[Stored data start]

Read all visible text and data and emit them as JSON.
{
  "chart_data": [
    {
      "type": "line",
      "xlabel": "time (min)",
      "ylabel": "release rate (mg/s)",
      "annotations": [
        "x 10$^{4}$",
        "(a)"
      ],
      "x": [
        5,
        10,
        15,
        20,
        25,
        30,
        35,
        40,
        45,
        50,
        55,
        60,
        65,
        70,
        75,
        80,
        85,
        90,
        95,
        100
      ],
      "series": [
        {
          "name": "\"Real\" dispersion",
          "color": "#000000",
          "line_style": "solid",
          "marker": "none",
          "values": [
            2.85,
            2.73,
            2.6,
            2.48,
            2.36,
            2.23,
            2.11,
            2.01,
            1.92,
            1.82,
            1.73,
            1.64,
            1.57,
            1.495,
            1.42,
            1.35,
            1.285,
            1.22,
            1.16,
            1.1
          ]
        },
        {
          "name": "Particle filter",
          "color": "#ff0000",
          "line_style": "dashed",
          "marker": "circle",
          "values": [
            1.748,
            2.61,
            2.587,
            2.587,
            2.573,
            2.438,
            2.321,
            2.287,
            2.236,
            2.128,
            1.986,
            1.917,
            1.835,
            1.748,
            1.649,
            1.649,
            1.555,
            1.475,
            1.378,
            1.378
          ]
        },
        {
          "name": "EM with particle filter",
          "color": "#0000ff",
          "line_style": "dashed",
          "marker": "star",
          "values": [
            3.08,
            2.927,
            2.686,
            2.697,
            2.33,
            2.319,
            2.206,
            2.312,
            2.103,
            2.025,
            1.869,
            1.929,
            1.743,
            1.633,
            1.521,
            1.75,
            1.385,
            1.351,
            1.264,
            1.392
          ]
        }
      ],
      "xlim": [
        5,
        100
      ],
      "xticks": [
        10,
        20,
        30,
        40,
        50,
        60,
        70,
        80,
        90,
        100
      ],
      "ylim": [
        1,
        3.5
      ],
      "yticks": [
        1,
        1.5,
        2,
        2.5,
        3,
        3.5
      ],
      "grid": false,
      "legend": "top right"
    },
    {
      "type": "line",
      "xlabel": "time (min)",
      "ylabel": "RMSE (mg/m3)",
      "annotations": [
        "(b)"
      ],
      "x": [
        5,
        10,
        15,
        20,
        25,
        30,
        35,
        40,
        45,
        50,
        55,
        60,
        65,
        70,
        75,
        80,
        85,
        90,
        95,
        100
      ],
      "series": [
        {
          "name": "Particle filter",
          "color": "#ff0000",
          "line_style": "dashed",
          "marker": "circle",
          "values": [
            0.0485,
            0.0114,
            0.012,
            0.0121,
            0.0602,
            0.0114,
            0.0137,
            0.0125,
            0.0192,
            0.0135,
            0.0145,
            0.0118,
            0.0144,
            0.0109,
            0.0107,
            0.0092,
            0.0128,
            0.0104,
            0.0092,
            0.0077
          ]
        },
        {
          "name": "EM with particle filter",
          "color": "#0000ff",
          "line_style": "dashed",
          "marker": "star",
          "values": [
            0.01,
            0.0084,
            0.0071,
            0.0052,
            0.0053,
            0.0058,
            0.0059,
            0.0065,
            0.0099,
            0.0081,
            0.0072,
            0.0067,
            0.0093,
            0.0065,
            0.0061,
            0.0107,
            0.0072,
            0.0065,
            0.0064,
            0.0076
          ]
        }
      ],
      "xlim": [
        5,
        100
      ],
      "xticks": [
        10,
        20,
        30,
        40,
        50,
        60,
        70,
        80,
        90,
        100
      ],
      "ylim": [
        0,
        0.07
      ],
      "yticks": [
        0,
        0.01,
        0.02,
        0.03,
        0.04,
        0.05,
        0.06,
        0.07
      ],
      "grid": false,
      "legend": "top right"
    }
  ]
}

[Stored data end]

Restate the data above word for word, please.

Read all visible text and data and emit them as JSON.
{
  "chart_data": [
    {
      "type": "line",
      "xlabel": "time (min)",
      "ylabel": "release rate (mg/s)",
      "annotations": [
        "x 10$^{4}$",
        "(a)"
      ],
      "x": [
        5,
        10,
        15,
        20,
        25,
        30,
        35,
        40,
        45,
        50,
        55,
        60,
        65,
        70,
        75,
        80,
        85,
        90,
        95,
        100
      ],
      "series": [
        {
          "name": "\"Real\" dispersion",
          "color": "#000000",
          "line_style": "solid",
          "marker": "none",
          "values": [
            2.85,
            2.73,
            2.6,
            2.48,
            2.36,
            2.23,
            2.11,
            2.01,
            1.92,
            1.82,
            1.73,
            1.64,
            1.57,
            1.495,
            1.42,
            1.35,
            1.285,
            1.22,
            1.16,
            1.1
          ]
        },
        {
          "name": "Particle filter",
          "color": "#ff0000",
          "line_style": "dashed",
          "marker": "circle",
          "values": [
            1.748,
            2.61,
            2.587,
            2.587,
            2.573,
            2.438,
            2.321,
            2.287,
            2.236,
            2.128,
            1.986,
            1.917,
            1.835,
            1.748,
            1.649,
            1.649,
            1.555,
            1.475,
            1.378,
            1.378
          ]
        },
        {
          "name": "EM with particle filter",
          "color": "#0000ff",
          "line_style": "dashed",
          "marker": "star",
          "values": [
            3.08,
            2.927,
            2.686,
            2.697,
            2.33,
            2.319,
            2.206,
            2.312,
            2.103,
            2.025,
            1.869,
            1.929,
            1.743,
            1.633,
            1.521,
            1.75,
            1.385,
            1.351,
            1.264,
            1.392
          ]
        }
      ],
      "xlim": [
        5,
        100
      ],
      "xticks": [
        10,
        20,
        30,
        40,
        50,
        60,
        70,
        80,
        90,
        100
      ],
      "ylim": [
        1,
        3.5
      ],
      "yticks": [
        1,
        1.5,
        2,
        2.5,
        3,
        3.5
      ],
      "grid": false,
      "legend": "top right"
    },
    {
      "type": "line",
      "xlabel": "time (min)",
      "ylabel": "RMSE (mg/m3)",
      "annotations": [
        "(b)"
      ],
      "x": [
        5,
        10,
        15,
        20,
        25,
        30,
        35,
        40,
        45,
        50,
        55,
        60,
        65,
        70,
        75,
        80,
        85,
        90,
        95,
        100
      ],
      "series": [
        {
          "name": "Particle filter",
          "color": "#ff0000",
          "line_style": "dashed",
          "marker": "circle",
          "values": [
            0.0485,
            0.0114,
            0.012,
            0.0121,
            0.0602,
            0.0114,
            0.0137,
            0.0125,
            0.0192,
            0.0135,
            0.0145,
            0.0118,
            0.0144,
            0.0109,
            0.0107,
            0.0092,
            0.0128,
            0.0104,
            0.0092,
            0.0077
          ]
        },
        {
          "name": "EM with particle filter",
          "color": "#0000ff",
          "line_style": "dashed",
          "marker": "star",
          "values": [
            0.01,
            0.0084,
            0.0071,
            0.0052,
            0.0053,
            0.0058,
            0.0059,
            0.0065,
            0.0099,
            0.0081,
            0.0072,
            0.0067,
            0.0093,
            0.0065,
            0.0061,
            0.0107,
            0.0072,
            0.0065,
            0.0064,
            0.0076
          ]
        }
      ],
      "xlim": [
        5,
        100
      ],
      "xticks": [
        10,
        20,
        30,
        40,
        50,
        60,
        70,
        80,
        90,
        100
      ],
      "ylim": [
        0,
        0.07
      ],
      "yticks": [
        0,
        0.01,
        0.02,
        0.03,
        0.04,
        0.05,
        0.06,
        0.07
      ],
      "grid": false,
      "legend": "top right"
    }
  ]
}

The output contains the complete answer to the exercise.